EXTRACT TO READ
The statements in question are: "[w]ell, Dion told me that he and Will had an argument because about two weeks before Will got killed, Ray-Ray had got shot at Croskey and Norris Street. Dion told me that he argued with Will because Will had a burner, a gun, and didn't pass it off to Ray-Ray when he was getting shot at" and "Dion said he asked Will why he didn't pass the burner when they were shooting at Ray-Ray. Dion said that Will said he didn't have nothing to do with that. Then Dion asked Will if he could hold Will's gun. Then they started arguing about Will not letting Dion hold his gun." N.T., 6/2/04, at 195, 197.
¶ 4 Here, while I agree that the trial court erred in its analysis of the issue, I believe the majority's analysis is equally flawed. Initially, I note that the majority did address a possible exception to the hearsay rule in this matter, Rule 803.1, even though, as here, the exception is ultimately inapplicable. The Rule 803.1 exception does not apply in this case, as the majority stated, because, while it appears the witness's statements meet the strictures of the exception to the hearsay rule, the hearsay within the statement does not satisfy the requirements of Rule 805.
The majority's discussion of the hearsay issue is also replete with references to relevancy, stating while analyzing the hearsay issue, "that is, for the statements to have any relevance to the case . . ." and "the fact of relevance with respect to Moore . . ." Majority Opinion, at 10-13. Relevancy, however, a distinct challenge to the admission of evidence at trial, was not raised in the present appeal.
¶ 5 Nevertheless, the majority noted that during the questioning of Jameel Green, Green was asked if Moore had harsh feelings toward the victim; Green responded by stating that Moore never said that he had harsh feelings toward the victim; and ultimately, this testimony contradicted a statement Green had given to the police earlier. Though the majority states that "in light of the inconsistent position, the prosecutor . . . then began using the statements to essentially impeach the witness . . .", the majority failed to properly address the applicability of Rule 613, related to impeachment. These two statements, while inadmissible under the hearsay rule, were clearly admissible under the rules governing impeachment, as these statements were being utilized, not to prove the truth of the matter asserted, but rather, for impeachment purposes, in order to show prior inconsistent statements of the witness. The majority declared, in a footnote, that viewing the evidence in this manner "would have altered our analysis of the sufficiency issue and may very well have commanded a different result." While I do not agree, as the majority alludes, that applying the rules of evidence related to impeachment in this case would have commanded a different result with regard to the sufficiency issue, I do believe that it is our mandate to properly apply the rule of law, specifically the rules of evidence here, even if such an application results in an outcome that alters an earlier, incorrect analysis. Therefore, I cannot agree with the majority that the statements should have been excluded at trial.
¶ 6 Appellant also claims that the evidence was insufficient for his conviction of conspiracy to commit murder. As the majority opinion noted, "an individual is guilty of conspiracy if, with the intent to promote or facilitate a crime, he or she agreed to aid another person in the attempt, solicitation, planning, or commission of the crime." Commonwealth v. Neckerauer, 617 A.2d 1281, 1288 (Pa.Super. 1992). Moreover, "the Commonwealth may sustain its burden of proving every element of the crime beyond a reasonable doubt by means of wholly circumstantial evidence." Commonwealth v. Griscavage, 517 A.2d 1256, 1257 (Pa. 1986).

DATASET EXCERPTS
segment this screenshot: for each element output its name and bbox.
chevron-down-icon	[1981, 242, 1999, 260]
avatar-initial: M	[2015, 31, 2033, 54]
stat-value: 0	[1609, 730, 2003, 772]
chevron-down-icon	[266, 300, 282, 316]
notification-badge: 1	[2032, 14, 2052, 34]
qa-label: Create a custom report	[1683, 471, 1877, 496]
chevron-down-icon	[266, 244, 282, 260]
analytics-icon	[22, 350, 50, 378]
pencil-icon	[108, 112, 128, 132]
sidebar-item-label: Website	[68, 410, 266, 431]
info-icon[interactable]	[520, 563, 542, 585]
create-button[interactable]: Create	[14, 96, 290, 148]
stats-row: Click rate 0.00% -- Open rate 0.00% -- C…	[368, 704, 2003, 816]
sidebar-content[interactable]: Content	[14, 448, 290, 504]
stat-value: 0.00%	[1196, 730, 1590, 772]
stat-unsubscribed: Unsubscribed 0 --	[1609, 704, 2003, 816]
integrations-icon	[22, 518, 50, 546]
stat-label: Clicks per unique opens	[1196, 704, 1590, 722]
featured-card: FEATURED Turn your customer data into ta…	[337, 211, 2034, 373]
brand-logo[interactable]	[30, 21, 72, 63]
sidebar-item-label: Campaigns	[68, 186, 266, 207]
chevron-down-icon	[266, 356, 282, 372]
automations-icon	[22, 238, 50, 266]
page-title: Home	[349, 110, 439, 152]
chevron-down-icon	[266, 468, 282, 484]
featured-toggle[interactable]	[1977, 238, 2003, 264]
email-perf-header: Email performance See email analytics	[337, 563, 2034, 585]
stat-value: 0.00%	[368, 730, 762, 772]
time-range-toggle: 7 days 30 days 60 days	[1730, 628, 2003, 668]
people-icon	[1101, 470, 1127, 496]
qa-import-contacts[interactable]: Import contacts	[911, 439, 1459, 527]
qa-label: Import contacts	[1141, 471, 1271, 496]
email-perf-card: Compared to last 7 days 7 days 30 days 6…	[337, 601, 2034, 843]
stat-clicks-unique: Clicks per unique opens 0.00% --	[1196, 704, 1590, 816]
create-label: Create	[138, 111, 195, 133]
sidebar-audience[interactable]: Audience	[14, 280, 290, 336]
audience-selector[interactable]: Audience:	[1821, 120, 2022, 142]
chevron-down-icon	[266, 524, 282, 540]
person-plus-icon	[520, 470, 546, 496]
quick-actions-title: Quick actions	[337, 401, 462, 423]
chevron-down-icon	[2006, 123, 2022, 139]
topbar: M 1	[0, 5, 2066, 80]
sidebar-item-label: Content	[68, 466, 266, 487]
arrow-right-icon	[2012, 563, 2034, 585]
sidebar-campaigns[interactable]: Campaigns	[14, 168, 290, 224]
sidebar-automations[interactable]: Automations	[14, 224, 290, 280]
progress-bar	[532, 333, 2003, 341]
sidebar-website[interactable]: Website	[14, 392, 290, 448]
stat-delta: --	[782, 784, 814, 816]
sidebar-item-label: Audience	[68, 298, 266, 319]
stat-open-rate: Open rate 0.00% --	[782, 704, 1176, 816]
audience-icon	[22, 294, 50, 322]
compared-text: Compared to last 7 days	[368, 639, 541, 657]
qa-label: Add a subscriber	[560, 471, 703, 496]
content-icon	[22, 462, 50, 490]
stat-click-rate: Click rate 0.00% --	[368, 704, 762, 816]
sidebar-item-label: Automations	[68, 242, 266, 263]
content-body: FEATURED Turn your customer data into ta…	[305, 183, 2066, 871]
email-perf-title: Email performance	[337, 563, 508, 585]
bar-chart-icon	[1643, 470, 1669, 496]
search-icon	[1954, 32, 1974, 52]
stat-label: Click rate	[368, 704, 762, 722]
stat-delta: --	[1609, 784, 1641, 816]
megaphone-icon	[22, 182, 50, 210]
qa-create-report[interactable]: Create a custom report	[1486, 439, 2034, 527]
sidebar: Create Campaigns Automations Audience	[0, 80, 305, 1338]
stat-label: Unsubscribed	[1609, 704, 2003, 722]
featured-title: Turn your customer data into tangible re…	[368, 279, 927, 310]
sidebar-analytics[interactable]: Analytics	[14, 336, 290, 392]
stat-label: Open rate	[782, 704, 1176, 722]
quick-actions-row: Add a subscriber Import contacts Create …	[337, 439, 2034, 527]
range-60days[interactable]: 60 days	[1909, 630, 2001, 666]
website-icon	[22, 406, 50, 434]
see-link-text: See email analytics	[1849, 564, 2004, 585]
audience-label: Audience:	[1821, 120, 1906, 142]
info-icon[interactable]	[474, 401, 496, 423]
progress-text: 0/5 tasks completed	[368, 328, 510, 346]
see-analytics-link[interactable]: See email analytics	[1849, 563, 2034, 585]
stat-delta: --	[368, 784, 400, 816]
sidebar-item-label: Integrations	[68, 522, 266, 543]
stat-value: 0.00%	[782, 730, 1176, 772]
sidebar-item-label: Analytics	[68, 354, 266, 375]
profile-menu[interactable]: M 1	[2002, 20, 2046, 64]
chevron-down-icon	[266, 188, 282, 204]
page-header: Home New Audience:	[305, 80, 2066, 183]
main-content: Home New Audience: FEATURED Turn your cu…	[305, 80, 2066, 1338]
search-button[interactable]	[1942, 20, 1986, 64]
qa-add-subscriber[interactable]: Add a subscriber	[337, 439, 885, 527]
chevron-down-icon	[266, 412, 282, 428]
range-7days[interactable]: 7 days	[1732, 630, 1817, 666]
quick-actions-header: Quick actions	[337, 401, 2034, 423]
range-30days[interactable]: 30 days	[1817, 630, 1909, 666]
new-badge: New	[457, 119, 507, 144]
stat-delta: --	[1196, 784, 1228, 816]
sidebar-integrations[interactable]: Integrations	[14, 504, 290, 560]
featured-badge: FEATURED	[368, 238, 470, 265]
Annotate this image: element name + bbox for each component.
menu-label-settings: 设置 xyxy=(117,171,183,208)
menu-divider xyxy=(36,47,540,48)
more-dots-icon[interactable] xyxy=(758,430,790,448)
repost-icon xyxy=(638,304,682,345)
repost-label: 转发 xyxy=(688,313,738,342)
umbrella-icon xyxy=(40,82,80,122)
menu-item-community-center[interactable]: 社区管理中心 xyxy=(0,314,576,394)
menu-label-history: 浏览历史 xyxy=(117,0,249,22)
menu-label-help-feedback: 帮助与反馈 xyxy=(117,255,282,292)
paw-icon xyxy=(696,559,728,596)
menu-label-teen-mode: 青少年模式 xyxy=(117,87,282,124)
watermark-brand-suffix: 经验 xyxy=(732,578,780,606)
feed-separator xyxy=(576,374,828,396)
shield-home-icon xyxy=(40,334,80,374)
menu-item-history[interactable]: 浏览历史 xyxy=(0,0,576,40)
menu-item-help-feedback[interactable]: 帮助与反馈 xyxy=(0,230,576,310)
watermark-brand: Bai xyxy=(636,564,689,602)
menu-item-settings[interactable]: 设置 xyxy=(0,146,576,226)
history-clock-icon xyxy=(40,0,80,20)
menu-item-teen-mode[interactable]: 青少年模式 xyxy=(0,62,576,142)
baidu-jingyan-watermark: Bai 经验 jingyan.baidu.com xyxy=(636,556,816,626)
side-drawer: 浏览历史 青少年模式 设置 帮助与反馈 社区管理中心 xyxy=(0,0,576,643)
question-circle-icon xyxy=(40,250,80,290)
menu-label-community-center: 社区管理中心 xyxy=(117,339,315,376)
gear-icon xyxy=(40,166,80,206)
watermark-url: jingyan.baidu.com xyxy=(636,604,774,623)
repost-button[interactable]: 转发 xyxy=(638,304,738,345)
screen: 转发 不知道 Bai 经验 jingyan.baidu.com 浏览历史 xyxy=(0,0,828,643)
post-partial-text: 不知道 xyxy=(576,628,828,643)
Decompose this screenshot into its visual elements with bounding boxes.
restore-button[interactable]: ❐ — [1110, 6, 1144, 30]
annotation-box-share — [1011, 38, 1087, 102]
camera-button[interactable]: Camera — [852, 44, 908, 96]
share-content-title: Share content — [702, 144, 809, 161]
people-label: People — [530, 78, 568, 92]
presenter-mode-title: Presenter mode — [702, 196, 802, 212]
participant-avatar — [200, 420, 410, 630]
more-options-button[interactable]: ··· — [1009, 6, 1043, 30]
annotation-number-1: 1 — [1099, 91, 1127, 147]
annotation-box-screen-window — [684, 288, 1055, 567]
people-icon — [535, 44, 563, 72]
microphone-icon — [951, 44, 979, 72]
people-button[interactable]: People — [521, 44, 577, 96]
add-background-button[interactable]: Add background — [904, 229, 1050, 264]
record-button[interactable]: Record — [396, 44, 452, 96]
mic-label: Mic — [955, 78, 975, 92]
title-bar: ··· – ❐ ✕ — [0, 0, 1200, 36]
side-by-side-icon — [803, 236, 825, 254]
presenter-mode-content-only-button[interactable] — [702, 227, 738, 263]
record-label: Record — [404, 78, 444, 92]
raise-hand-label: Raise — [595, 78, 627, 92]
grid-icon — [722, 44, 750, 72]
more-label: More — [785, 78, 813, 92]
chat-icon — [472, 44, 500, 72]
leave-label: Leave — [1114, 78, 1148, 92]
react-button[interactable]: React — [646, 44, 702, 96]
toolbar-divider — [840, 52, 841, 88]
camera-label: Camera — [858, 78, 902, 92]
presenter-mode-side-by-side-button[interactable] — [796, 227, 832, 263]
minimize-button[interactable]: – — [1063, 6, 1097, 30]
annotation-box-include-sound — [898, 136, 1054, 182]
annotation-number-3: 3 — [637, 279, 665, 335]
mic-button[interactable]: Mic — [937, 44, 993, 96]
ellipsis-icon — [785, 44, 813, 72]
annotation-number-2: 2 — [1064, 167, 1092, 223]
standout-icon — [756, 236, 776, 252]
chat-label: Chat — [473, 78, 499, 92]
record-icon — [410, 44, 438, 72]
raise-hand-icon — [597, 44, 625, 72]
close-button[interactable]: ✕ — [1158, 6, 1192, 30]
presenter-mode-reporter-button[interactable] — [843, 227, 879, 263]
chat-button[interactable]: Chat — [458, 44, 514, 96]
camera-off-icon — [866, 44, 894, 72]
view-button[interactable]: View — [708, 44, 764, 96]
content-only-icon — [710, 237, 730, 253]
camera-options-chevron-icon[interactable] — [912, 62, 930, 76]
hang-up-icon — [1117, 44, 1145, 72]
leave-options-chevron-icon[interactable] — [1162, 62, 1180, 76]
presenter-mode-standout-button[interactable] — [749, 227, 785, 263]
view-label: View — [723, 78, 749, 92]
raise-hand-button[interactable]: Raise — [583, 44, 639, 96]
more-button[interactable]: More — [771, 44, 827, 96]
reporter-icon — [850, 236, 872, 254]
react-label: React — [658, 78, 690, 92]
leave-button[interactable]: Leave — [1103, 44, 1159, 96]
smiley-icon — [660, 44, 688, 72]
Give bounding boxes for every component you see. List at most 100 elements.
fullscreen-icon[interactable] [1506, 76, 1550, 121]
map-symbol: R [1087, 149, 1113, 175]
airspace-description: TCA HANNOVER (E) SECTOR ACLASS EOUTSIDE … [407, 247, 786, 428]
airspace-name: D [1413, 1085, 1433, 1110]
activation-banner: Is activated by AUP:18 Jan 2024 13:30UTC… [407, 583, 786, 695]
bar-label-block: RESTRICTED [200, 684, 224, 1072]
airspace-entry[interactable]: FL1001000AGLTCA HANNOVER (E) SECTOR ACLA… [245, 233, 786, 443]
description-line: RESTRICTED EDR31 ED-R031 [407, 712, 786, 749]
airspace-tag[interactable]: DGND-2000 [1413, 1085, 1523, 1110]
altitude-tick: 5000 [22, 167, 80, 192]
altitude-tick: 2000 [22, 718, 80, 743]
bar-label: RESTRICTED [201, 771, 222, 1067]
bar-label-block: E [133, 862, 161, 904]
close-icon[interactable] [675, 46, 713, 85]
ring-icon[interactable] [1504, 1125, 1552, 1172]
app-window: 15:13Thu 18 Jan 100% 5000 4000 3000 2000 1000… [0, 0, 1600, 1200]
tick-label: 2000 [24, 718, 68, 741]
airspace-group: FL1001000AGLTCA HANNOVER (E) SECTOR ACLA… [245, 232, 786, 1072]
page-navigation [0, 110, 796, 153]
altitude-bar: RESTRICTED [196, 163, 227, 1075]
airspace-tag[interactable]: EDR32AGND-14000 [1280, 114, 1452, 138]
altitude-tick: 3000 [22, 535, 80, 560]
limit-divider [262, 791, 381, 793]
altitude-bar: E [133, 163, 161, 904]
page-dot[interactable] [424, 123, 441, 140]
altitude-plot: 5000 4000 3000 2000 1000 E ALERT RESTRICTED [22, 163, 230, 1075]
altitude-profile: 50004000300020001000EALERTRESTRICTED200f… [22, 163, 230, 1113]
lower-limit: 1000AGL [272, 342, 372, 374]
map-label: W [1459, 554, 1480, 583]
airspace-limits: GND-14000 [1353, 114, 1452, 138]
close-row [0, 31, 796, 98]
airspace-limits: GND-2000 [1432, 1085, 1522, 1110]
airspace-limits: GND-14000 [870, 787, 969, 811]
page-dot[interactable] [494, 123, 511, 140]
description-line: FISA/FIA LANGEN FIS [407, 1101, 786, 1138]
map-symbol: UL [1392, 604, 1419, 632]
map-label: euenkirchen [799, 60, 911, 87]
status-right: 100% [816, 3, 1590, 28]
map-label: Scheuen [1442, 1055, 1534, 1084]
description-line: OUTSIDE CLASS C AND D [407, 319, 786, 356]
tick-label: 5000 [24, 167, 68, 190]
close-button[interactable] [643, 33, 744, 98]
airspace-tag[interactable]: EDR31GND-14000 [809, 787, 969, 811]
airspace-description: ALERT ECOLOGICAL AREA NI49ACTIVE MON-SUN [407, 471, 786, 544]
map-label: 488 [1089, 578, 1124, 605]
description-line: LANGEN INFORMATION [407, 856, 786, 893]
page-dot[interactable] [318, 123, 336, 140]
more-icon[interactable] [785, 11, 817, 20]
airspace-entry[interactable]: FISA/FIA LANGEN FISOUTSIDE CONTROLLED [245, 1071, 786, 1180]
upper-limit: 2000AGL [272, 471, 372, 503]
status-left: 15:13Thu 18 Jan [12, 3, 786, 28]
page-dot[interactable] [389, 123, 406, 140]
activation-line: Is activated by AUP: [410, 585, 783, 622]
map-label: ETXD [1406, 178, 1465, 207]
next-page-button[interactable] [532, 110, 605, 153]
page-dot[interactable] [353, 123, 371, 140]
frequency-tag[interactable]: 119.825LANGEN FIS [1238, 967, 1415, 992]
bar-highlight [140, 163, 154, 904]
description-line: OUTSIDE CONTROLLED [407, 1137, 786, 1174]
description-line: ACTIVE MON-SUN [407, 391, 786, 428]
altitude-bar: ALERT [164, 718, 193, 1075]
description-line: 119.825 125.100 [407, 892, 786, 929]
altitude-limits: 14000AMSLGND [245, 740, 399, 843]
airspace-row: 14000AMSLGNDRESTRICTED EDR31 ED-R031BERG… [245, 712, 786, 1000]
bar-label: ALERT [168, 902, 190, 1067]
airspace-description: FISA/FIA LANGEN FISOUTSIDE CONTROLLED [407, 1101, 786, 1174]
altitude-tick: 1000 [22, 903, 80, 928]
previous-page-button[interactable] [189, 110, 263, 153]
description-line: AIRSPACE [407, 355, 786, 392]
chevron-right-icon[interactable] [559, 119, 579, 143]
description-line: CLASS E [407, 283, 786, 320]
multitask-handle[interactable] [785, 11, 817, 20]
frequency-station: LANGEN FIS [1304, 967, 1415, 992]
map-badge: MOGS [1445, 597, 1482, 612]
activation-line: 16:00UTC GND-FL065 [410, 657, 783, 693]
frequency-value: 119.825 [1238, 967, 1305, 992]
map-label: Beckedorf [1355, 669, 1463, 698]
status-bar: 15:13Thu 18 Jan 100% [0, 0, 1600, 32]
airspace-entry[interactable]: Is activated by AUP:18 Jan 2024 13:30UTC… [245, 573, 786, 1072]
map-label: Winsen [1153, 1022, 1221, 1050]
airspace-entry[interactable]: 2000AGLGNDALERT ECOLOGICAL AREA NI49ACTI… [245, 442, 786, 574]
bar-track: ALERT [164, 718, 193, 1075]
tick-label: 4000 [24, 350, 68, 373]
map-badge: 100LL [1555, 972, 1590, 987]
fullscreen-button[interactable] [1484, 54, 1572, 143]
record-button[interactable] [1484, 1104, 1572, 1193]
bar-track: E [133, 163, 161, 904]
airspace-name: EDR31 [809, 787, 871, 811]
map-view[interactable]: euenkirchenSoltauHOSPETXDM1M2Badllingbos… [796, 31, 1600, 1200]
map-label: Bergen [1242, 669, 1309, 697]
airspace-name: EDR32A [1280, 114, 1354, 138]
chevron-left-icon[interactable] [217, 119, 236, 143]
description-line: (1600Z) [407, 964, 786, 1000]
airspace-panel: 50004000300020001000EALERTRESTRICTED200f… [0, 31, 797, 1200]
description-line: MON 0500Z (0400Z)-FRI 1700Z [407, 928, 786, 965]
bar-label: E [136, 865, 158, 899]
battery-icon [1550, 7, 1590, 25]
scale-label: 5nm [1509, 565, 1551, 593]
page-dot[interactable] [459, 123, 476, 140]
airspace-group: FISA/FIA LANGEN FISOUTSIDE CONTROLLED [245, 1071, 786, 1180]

GIVEN INSTRUCTION
Carry on the dissenting opinion on the hearsay and conspiracy claims from its final sentence, keeping its formal legal style.

EXERCISE RESULT
¶ 7 The majority determined that based in large part on the statements admitted into evidence, as discussed above, the evidence was sufficient for appellant's conviction of conspiracy. While I agree that the evidence was sufficient for appellant's conviction, I believe that there was sufficient evidence, independent of the statements at issue, for his conviction. Both the direct and circumstantial evidence established that appellant and his co-conspirator first obtained weapons and then searched for the victim. After finding the victim, they lured him, following a car ride, to an abandoned house. Therein, appellant, with his co-conspirator present, finally aimed a gun directly at the victim, shot, and killed him. In addition to this evidence, both the victim's brother and an eyewitness, Anthony Oglesby, testified to the events on the day of the murder. The victim's brother testified that appellant and his co-conspirator picked the victim up in a vehicle driven by appellant; and Oglesby testified that appellant wanted to kill the victim and that appellant shot and killed the victim. All of this evidence, as well as all reasonable inferences drawn therefrom, viewed in the light most favorable to the Commonwealth as the verdict winner, independently and sufficiently supported appellant's conviction of conspiracy to commit murder. Therefore, I cannot agree with the majority's analysis of the issue.
¶ 8 Ultimately, the majority determined that the evidence was sufficient for appellant's conviction, but that the statements at issue, used to arrive at the sufficiency determination, were improperly admitted at trial. At the same time, the majority acknowledges that the statements could have been admitted for the sole purpose of impeachment; however, the majority declines to admit the statements for impeachment purposes, claiming that the previously decided sufficiency issue may then be adversely affected. The majority ruled that appellant is now entitled to a new trial. These determinations are as illogical as they are inappropriate. The testimony at issue was properly admitted for impeachment purposes, and concomitantly, the entirety of the properly considered evidence was sufficient for appellant's conviction. As I believe appellant's third issue is also meritless, I would affirm the judgment of sentence.